(Rows from a figure dataset)

* Start *

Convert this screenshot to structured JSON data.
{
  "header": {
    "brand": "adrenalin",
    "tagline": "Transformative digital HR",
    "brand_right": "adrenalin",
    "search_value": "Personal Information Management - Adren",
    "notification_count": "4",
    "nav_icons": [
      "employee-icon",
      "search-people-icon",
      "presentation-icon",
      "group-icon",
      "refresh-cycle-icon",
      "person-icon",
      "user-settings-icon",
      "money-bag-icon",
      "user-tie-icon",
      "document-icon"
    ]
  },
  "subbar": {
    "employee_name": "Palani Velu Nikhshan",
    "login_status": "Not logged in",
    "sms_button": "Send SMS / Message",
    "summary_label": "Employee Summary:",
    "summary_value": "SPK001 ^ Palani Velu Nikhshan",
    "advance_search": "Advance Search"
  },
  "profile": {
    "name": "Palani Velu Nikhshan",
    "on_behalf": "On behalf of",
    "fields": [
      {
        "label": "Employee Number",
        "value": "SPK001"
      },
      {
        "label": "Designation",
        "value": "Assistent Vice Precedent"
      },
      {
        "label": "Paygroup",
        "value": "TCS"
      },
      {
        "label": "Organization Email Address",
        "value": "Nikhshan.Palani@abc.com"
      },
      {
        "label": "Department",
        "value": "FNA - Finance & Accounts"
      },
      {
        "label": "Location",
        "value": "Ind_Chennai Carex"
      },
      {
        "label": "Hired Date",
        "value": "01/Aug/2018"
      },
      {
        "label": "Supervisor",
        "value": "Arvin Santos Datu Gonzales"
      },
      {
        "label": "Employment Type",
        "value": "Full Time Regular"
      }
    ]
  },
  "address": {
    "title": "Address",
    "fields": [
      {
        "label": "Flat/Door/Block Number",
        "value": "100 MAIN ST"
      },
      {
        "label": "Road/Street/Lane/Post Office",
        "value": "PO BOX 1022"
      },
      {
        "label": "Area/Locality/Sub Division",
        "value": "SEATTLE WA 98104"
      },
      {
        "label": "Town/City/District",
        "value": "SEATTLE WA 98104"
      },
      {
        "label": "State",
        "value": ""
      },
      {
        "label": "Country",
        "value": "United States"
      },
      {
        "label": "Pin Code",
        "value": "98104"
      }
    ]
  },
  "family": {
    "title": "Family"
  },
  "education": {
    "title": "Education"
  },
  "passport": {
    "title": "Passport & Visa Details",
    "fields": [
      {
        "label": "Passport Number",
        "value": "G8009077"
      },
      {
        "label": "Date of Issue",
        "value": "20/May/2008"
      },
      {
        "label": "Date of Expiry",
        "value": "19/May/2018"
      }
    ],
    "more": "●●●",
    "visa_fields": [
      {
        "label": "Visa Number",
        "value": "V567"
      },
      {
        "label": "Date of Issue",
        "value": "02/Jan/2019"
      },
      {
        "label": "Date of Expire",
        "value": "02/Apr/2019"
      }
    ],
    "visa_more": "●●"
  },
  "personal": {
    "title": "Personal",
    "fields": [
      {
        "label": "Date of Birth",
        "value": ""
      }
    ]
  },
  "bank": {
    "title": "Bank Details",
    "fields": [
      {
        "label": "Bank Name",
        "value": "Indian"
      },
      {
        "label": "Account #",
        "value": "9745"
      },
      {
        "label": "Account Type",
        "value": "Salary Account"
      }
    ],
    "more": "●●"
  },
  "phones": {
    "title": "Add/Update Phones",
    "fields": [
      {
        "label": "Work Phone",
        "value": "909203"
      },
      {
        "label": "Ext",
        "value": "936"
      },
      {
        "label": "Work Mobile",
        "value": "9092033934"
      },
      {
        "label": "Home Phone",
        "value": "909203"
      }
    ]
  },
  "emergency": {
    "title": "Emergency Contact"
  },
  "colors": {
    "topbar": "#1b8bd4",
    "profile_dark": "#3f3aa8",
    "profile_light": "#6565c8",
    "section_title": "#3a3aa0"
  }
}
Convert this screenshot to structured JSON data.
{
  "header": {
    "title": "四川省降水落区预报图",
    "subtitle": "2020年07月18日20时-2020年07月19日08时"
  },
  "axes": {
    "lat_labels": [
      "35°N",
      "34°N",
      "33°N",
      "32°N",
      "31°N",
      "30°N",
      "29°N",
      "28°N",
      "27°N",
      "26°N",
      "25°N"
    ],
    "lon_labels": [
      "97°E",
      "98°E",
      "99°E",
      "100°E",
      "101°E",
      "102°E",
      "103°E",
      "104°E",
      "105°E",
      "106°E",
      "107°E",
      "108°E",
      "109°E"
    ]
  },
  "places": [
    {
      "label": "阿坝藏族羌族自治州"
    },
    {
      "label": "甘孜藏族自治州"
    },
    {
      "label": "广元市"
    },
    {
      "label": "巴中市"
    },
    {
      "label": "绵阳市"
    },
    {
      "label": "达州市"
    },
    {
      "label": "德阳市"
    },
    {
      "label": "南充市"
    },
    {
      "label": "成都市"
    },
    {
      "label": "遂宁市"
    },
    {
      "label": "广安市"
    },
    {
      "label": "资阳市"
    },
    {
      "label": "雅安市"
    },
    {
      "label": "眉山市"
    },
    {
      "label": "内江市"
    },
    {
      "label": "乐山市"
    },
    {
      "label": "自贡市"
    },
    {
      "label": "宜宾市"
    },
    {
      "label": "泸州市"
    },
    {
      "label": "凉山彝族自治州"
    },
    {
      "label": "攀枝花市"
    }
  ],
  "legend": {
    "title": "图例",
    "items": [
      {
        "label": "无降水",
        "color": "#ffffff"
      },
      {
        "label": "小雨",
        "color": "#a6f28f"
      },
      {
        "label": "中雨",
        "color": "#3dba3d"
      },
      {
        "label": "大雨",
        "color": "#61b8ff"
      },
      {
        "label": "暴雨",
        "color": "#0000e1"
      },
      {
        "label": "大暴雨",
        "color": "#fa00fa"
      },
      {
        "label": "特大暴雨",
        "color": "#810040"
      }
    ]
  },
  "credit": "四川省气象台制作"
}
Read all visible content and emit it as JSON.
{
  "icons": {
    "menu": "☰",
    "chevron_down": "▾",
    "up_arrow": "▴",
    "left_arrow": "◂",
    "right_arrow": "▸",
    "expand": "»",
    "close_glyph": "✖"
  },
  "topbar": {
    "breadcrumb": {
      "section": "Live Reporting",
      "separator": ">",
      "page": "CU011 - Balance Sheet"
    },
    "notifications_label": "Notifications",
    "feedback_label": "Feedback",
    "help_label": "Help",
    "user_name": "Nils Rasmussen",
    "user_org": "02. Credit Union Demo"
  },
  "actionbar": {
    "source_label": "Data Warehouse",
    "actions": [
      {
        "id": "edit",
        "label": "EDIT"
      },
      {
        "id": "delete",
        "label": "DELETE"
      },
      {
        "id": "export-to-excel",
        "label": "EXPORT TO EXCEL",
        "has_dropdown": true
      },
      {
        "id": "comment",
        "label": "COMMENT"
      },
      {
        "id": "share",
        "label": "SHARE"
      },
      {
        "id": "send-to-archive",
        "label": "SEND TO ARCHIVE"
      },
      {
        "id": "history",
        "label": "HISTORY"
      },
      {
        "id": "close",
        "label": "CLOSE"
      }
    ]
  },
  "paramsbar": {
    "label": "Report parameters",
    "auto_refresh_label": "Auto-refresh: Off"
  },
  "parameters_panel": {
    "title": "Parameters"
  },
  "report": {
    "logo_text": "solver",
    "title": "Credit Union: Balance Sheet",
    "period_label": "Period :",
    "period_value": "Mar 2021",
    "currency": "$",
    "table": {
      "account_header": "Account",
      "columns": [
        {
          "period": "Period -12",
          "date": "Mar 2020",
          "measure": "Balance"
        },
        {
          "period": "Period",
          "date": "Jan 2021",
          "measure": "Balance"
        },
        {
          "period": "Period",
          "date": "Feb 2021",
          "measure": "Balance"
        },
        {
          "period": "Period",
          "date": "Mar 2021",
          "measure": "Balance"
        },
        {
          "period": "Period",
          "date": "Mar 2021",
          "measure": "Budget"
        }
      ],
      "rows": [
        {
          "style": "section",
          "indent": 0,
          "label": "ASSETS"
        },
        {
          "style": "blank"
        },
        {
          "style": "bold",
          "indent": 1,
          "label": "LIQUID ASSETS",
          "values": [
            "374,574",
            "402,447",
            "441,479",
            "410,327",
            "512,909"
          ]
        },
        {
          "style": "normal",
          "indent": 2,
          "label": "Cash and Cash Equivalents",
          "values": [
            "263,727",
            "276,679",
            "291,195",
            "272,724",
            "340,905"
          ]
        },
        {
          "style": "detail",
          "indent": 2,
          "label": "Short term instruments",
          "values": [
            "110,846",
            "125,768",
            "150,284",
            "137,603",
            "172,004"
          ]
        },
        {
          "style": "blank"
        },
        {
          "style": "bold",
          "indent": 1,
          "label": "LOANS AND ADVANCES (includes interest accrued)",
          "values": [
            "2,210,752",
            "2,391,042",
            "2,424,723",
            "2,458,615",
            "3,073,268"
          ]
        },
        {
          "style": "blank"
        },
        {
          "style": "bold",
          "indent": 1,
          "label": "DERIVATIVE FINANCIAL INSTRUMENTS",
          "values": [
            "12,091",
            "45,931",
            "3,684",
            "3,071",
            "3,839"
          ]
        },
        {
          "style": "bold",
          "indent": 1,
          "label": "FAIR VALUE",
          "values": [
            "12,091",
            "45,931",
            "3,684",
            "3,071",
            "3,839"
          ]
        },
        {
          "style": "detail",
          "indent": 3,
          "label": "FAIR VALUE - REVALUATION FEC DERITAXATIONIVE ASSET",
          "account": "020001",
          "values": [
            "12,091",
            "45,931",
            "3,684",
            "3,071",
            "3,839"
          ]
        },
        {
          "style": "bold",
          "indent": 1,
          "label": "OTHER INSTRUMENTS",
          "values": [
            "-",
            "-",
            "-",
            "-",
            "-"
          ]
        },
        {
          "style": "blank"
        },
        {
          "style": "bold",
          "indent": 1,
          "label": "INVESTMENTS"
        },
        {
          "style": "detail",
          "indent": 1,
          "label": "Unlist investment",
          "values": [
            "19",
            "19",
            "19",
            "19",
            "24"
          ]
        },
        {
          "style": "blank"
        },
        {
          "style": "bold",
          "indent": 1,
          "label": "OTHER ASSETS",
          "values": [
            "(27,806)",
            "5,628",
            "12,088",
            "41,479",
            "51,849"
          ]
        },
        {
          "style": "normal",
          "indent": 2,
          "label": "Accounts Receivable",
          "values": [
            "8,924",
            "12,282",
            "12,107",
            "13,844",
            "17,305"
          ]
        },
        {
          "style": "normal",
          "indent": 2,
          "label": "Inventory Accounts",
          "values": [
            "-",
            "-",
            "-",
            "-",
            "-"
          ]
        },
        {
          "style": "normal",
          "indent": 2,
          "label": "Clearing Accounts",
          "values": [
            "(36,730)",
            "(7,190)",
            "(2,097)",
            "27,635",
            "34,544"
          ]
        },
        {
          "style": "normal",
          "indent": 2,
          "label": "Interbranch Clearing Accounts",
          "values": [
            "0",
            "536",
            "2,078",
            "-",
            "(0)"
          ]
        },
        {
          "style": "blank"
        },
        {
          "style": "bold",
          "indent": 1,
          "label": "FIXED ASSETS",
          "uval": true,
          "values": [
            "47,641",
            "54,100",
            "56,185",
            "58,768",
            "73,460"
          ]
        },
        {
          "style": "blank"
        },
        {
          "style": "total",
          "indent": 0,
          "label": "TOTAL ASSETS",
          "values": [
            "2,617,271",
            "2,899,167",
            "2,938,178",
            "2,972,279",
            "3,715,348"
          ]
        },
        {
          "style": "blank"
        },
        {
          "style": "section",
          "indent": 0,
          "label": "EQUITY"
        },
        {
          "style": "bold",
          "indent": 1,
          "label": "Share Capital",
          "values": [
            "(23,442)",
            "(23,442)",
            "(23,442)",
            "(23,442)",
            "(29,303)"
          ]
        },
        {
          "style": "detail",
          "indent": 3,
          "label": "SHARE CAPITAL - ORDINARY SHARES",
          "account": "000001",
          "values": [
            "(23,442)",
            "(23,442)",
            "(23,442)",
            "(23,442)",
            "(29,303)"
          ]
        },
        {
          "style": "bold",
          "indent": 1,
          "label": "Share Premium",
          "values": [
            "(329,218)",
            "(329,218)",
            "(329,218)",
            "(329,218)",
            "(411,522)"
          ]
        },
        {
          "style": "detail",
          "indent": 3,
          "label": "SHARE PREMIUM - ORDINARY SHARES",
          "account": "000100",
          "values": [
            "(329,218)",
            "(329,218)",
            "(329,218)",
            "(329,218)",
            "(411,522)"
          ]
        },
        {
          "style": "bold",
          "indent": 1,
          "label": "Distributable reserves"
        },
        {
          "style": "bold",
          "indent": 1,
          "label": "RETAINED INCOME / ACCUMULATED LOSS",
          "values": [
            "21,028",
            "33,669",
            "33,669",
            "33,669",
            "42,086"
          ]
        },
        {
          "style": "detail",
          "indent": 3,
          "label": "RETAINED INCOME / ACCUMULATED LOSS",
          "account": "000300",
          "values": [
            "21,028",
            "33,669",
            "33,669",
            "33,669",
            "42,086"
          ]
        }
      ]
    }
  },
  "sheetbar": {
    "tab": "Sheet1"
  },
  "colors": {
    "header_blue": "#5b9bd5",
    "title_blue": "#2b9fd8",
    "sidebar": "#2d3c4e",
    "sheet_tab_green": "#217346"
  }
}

* End *

→ Written instruction:
Pick out each line that holds the string "OTHER".

→ Answer below:
          "label": "OTHER INSTRUMENTS",
          "label": "OTHER ASSETS",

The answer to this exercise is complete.